(Dataset entries)
"""

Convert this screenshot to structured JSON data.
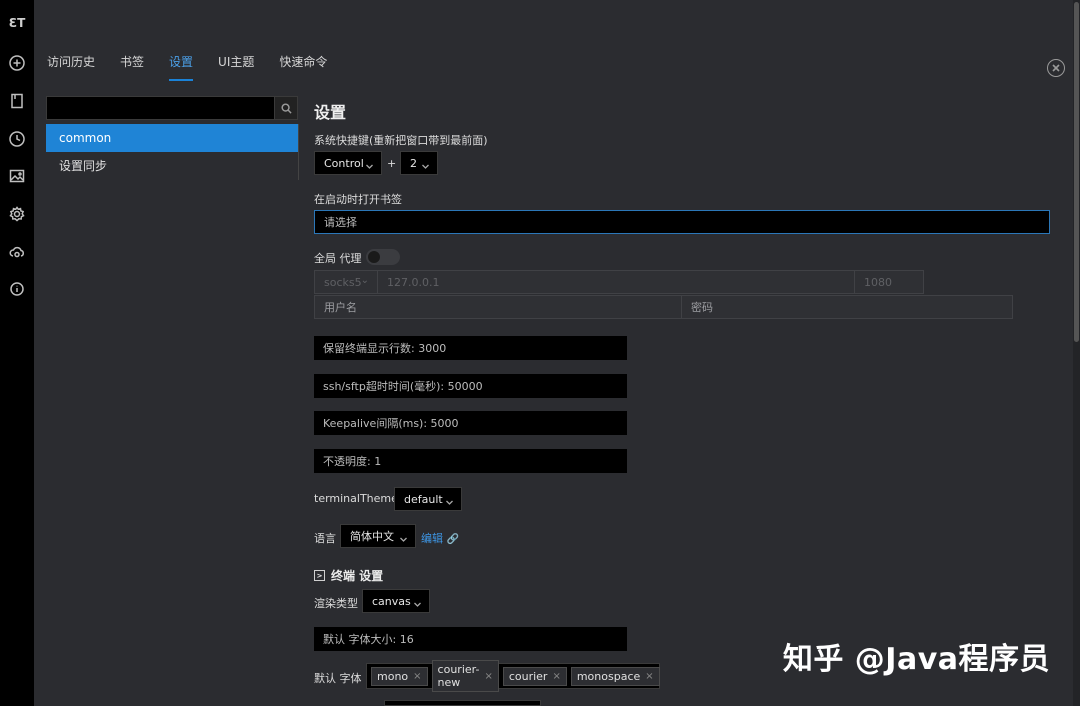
{
  "rail": {
    "icons": [
      "logo-icon",
      "add-icon",
      "bookmark-icon",
      "history-icon",
      "image-icon",
      "settings-icon",
      "cloud-sync-icon",
      "info-icon"
    ],
    "logo_text": "ƐT"
  },
  "tabs": [
    {
      "label": "访问历史",
      "active": false
    },
    {
      "label": "书签",
      "active": false
    },
    {
      "label": "设置",
      "active": true
    },
    {
      "label": "UI主题",
      "active": false
    },
    {
      "label": "快速命令",
      "active": false
    }
  ],
  "sidebar": {
    "search": {
      "value": ""
    },
    "items": [
      {
        "label": "common",
        "active": true
      },
      {
        "label": "设置同步",
        "active": false
      }
    ]
  },
  "main": {
    "title": "设置",
    "hotkey": {
      "label": "系统快捷键(重新把窗口带到最前面)",
      "modifier": "Control",
      "plus": "+",
      "key": "2"
    },
    "startup_bookmark": {
      "label": "在启动时打开书签",
      "placeholder": "请选择"
    },
    "proxy": {
      "label": "全局 代理",
      "enabled": false,
      "type": "socks5",
      "host": "127.0.0.1",
      "port": "1080",
      "username_placeholder": "用户名",
      "password_placeholder": "密码"
    },
    "fields": [
      "保留终端显示行数: 3000",
      "ssh/sftp超时时间(毫秒): 50000",
      "Keepalive间隔(ms): 5000",
      "不透明度: 1"
    ],
    "terminal_theme": {
      "label": "terminalTheme",
      "value": "default"
    },
    "language": {
      "label": "语言",
      "value": "简体中文",
      "edit_link": "编辑"
    },
    "terminal_section": {
      "title": "终端 设置",
      "render_label": "渲染类型",
      "render_value": "canvas",
      "font_size_field": "默认 字体大小: 16",
      "font_label": "默认 字体",
      "fonts": [
        "mono",
        "courier-new",
        "courier",
        "monospace"
      ]
    }
  },
  "watermark": "知乎 @Java程序员",
  "colors": {
    "accent": "#1f84d6",
    "link": "#3e97e6",
    "panel": "#2b2c30"
  }
}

"""

### [Problem description]
Copy the records above exactly, leaving out every picture.

### [Exercise solution]
Convert this screenshot to structured JSON data.
{
  "rail": {
    "icons": [
      "logo-icon",
      "add-icon",
      "bookmark-icon",
      "history-icon",
      "image-icon",
      "settings-icon",
      "cloud-sync-icon",
      "info-icon"
    ],
    "logo_text": "ƐT"
  },
  "tabs": [
    {
      "label": "访问历史",
      "active": false
    },
    {
      "label": "书签",
      "active": false
    },
    {
      "label": "设置",
      "active": true
    },
    {
      "label": "UI主题",
      "active": false
    },
    {
      "label": "快速命令",
      "active": false
    }
  ],
  "sidebar": {
    "search": {
      "value": ""
    },
    "items": [
      {
        "label": "common",
        "active": true
      },
      {
        "label": "设置同步",
        "active": false
      }
    ]
  },
  "main": {
    "title": "设置",
    "hotkey": {
      "label": "系统快捷键(重新把窗口带到最前面)",
      "modifier": "Control",
      "plus": "+",
      "key": "2"
    },
    "startup_bookmark": {
      "label": "在启动时打开书签",
      "placeholder": "请选择"
    },
    "proxy": {
      "label": "全局 代理",
      "enabled": false,
      "type": "socks5",
      "host": "127.0.0.1",
      "port": "1080",
      "username_placeholder": "用户名",
      "password_placeholder": "密码"
    },
    "fields": [
      "保留终端显示行数: 3000",
      "ssh/sftp超时时间(毫秒): 50000",
      "Keepalive间隔(ms): 5000",
      "不透明度: 1"
    ],
    "terminal_theme": {
      "label": "terminalTheme",
      "value": "default"
    },
    "language": {
      "label": "语言",
      "value": "简体中文",
      "edit_link": "编辑"
    },
    "terminal_section": {
      "title": "终端 设置",
      "render_label": "渲染类型",
      "render_value": "canvas",
      "font_size_field": "默认 字体大小: 16",
      "font_label": "默认 字体",
      "fonts": [
        "mono",
        "courier-new",
        "courier",
        "monospace"
      ]
    }
  },
  "watermark": "知乎 @Java程序员",
  "colors": {
    "accent": "#1f84d6",
    "link": "#3e97e6",
    "panel": "#2b2c30"
  }
}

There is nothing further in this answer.